─── DATA RECORDS ───

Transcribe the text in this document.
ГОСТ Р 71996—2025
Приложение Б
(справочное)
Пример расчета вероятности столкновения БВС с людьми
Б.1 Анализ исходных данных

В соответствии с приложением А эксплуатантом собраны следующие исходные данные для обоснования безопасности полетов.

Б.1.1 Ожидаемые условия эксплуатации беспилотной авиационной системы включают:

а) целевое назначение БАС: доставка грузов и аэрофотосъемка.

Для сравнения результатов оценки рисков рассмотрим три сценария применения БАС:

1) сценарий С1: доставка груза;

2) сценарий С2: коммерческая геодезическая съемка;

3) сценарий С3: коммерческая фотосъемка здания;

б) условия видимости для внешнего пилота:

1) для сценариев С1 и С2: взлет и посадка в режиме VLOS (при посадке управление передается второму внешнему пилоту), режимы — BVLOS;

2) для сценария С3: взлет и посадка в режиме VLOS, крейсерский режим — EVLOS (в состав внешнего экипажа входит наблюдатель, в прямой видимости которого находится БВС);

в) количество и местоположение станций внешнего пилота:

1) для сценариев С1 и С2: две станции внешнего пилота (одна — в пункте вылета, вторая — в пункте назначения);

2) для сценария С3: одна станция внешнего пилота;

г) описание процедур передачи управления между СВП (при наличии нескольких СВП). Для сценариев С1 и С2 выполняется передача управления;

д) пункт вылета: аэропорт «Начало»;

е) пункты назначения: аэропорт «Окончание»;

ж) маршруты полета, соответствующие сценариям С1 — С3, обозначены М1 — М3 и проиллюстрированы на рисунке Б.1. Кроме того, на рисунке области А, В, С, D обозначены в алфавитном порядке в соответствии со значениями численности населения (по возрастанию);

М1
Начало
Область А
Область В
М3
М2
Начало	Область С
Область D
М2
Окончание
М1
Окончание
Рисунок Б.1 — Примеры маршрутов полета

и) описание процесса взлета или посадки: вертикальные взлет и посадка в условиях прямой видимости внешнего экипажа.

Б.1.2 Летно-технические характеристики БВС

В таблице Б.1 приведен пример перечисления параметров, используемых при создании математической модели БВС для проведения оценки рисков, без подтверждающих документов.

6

───

Count how many lines above carry the word "Начало". Only the number is required.

3